What is being asked:
Reproduce all of the data exactly, with no line skipped.

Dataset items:
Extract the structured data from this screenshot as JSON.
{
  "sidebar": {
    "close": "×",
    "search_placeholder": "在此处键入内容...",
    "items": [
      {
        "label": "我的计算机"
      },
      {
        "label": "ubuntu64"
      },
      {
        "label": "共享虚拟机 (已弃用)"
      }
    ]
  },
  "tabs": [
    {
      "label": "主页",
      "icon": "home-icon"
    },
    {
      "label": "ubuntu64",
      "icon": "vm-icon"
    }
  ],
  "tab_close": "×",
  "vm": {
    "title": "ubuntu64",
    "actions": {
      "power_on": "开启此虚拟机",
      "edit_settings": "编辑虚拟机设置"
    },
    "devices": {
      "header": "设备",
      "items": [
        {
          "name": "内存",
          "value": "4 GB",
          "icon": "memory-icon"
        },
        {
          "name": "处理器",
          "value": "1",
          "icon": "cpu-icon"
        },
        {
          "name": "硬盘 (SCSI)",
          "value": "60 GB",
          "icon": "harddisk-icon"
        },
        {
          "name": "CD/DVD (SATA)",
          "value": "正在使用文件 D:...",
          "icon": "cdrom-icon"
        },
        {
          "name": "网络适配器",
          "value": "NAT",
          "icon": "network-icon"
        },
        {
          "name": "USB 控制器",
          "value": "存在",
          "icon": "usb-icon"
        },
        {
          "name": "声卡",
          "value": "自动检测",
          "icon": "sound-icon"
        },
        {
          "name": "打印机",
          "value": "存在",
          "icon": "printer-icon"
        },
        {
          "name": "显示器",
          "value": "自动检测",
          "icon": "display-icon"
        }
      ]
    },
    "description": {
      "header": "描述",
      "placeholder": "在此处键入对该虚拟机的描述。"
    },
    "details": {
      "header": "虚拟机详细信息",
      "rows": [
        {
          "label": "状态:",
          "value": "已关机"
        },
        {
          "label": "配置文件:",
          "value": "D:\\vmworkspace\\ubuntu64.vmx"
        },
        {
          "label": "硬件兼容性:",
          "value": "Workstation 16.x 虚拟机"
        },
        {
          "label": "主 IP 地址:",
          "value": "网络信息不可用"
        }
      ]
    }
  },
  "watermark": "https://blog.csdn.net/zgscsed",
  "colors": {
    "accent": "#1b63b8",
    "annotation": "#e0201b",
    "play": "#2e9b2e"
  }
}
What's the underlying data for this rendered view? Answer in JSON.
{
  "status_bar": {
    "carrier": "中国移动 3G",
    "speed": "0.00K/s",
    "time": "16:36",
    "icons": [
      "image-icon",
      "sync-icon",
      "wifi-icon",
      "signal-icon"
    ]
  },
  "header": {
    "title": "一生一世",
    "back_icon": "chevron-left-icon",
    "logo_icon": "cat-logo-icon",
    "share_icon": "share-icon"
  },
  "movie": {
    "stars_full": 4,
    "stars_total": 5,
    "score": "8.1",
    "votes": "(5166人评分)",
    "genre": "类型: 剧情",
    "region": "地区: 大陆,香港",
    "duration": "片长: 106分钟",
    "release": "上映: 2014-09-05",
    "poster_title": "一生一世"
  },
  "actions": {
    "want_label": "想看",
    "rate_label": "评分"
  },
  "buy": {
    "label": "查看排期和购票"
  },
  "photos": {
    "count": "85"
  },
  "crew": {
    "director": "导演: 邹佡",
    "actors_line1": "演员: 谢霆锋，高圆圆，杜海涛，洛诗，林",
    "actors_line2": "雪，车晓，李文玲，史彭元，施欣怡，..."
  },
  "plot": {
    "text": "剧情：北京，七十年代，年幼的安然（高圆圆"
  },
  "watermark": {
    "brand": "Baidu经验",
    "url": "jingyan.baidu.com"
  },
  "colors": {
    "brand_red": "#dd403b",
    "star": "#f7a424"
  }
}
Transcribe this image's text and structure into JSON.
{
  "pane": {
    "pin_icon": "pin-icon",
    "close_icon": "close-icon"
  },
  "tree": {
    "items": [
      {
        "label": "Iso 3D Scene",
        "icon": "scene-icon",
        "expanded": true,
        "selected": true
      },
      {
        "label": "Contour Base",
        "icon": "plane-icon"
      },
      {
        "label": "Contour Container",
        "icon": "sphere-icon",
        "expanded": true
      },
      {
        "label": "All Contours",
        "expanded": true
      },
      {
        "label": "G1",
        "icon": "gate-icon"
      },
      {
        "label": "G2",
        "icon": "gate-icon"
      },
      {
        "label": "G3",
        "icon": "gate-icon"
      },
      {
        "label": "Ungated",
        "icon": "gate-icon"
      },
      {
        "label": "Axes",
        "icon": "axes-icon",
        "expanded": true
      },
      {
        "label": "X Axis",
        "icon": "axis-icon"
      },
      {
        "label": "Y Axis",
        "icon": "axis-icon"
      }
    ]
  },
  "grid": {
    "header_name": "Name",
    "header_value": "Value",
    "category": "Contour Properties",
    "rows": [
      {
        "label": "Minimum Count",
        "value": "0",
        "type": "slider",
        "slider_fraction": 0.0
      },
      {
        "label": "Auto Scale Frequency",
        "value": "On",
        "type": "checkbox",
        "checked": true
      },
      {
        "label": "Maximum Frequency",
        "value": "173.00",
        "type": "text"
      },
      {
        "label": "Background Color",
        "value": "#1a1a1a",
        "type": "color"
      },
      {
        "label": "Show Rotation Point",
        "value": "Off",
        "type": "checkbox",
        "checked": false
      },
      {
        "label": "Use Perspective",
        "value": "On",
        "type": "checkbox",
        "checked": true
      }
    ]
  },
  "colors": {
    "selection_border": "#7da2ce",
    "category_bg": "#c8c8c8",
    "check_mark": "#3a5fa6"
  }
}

Solved problem:
Extract the structured data from this screenshot as JSON.
{
  "sidebar": {
    "close": "×",
    "search_placeholder": "在此处键入内容...",
    "items": [
      {
        "label": "我的计算机"
      },
      {
        "label": "ubuntu64"
      },
      {
        "label": "共享虚拟机 (已弃用)"
      }
    ]
  },
  "tabs": [
    {
      "label": "主页",
      "icon": "home-icon"
    },
    {
      "label": "ubuntu64",
      "icon": "vm-icon"
    }
  ],
  "tab_close": "×",
  "vm": {
    "title": "ubuntu64",
    "actions": {
      "power_on": "开启此虚拟机",
      "edit_settings": "编辑虚拟机设置"
    },
    "devices": {
      "header": "设备",
      "items": [
        {
          "name": "内存",
          "value": "4 GB",
          "icon": "memory-icon"
        },
        {
          "name": "处理器",
          "value": "1",
          "icon": "cpu-icon"
        },
        {
          "name": "硬盘 (SCSI)",
          "value": "60 GB",
          "icon": "harddisk-icon"
        },
        {
          "name": "CD/DVD (SATA)",
          "value": "正在使用文件 D:...",
          "icon": "cdrom-icon"
        },
        {
          "name": "网络适配器",
          "value": "NAT",
          "icon": "network-icon"
        },
        {
          "name": "USB 控制器",
          "value": "存在",
          "icon": "usb-icon"
        },
        {
          "name": "声卡",
          "value": "自动检测",
          "icon": "sound-icon"
        },
        {
          "name": "打印机",
          "value": "存在",
          "icon": "printer-icon"
        },
        {
          "name": "显示器",
          "value": "自动检测",
          "icon": "display-icon"
        }
      ]
    },
    "description": {
      "header": "描述",
      "placeholder": "在此处键入对该虚拟机的描述。"
    },
    "details": {
      "header": "虚拟机详细信息",
      "rows": [
        {
          "label": "状态:",
          "value": "已关机"
        },
        {
          "label": "配置文件:",
          "value": "D:\\vmworkspace\\ubuntu64.vmx"
        },
        {
          "label": "硬件兼容性:",
          "value": "Workstation 16.x 虚拟机"
        },
        {
          "label": "主 IP 地址:",
          "value": "网络信息不可用"
        }
      ]
    }
  },
  "watermark": "https://blog.csdn.net/zgscsed",
  "colors": {
    "accent": "#1b63b8",
    "annotation": "#e0201b",
    "play": "#2e9b2e"
  }
}
What's the underlying data for this rendered view? Answer in JSON.
{
  "status_bar": {
    "carrier": "中国移动 3G",
    "speed": "0.00K/s",
    "time": "16:36",
    "icons": [
      "image-icon",
      "sync-icon",
      "wifi-icon",
      "signal-icon"
    ]
  },
  "header": {
    "title": "一生一世",
    "back_icon": "chevron-left-icon",
    "logo_icon": "cat-logo-icon",
    "share_icon": "share-icon"
  },
  "movie": {
    "stars_full": 4,
    "stars_total": 5,
    "score": "8.1",
    "votes": "(5166人评分)",
    "genre": "类型: 剧情",
    "region": "地区: 大陆,香港",
    "duration": "片长: 106分钟",
    "release": "上映: 2014-09-05",
    "poster_title": "一生一世"
  },
  "actions": {
    "want_label": "想看",
    "rate_label": "评分"
  },
  "buy": {
    "label": "查看排期和购票"
  },
  "photos": {
    "count": "85"
  },
  "crew": {
    "director": "导演: 邹佡",
    "actors_line1": "演员: 谢霆锋，高圆圆，杜海涛，洛诗，林",
    "actors_line2": "雪，车晓，李文玲，史彭元，施欣怡，..."
  },
  "plot": {
    "text": "剧情：北京，七十年代，年幼的安然（高圆圆"
  },
  "watermark": {
    "brand": "Baidu经验",
    "url": "jingyan.baidu.com"
  },
  "colors": {
    "brand_red": "#dd403b",
    "star": "#f7a424"
  }
}
Transcribe this image's text and structure into JSON.
{
  "pane": {
    "pin_icon": "pin-icon",
    "close_icon": "close-icon"
  },
  "tree": {
    "items": [
      {
        "label": "Iso 3D Scene",
        "icon": "scene-icon",
        "expanded": true,
        "selected": true
      },
      {
        "label": "Contour Base",
        "icon": "plane-icon"
      },
      {
        "label": "Contour Container",
        "icon": "sphere-icon",
        "expanded": true
      },
      {
        "label": "All Contours",
        "expanded": true
      },
      {
        "label": "G1",
        "icon": "gate-icon"
      },
      {
        "label": "G2",
        "icon": "gate-icon"
      },
      {
        "label": "G3",
        "icon": "gate-icon"
      },
      {
        "label": "Ungated",
        "icon": "gate-icon"
      },
      {
        "label": "Axes",
        "icon": "axes-icon",
        "expanded": true
      },
      {
        "label": "X Axis",
        "icon": "axis-icon"
      },
      {
        "label": "Y Axis",
        "icon": "axis-icon"
      }
    ]
  },
  "grid": {
    "header_name": "Name",
    "header_value": "Value",
    "category": "Contour Properties",
    "rows": [
      {
        "label": "Minimum Count",
        "value": "0",
        "type": "slider",
        "slider_fraction": 0.0
      },
      {
        "label": "Auto Scale Frequency",
        "value": "On",
        "type": "checkbox",
        "checked": true
      },
      {
        "label": "Maximum Frequency",
        "value": "173.00",
        "type": "text"
      },
      {
        "label": "Background Color",
        "value": "#1a1a1a",
        "type": "color"
      },
      {
        "label": "Show Rotation Point",
        "value": "Off",
        "type": "checkbox",
        "checked": false
      },
      {
        "label": "Use Perspective",
        "value": "On",
        "type": "checkbox",
        "checked": true
      }
    ]
  },
  "colors": {
    "selection_border": "#7da2ce",
    "category_bg": "#c8c8c8",
    "check_mark": "#3a5fa6"
  }
}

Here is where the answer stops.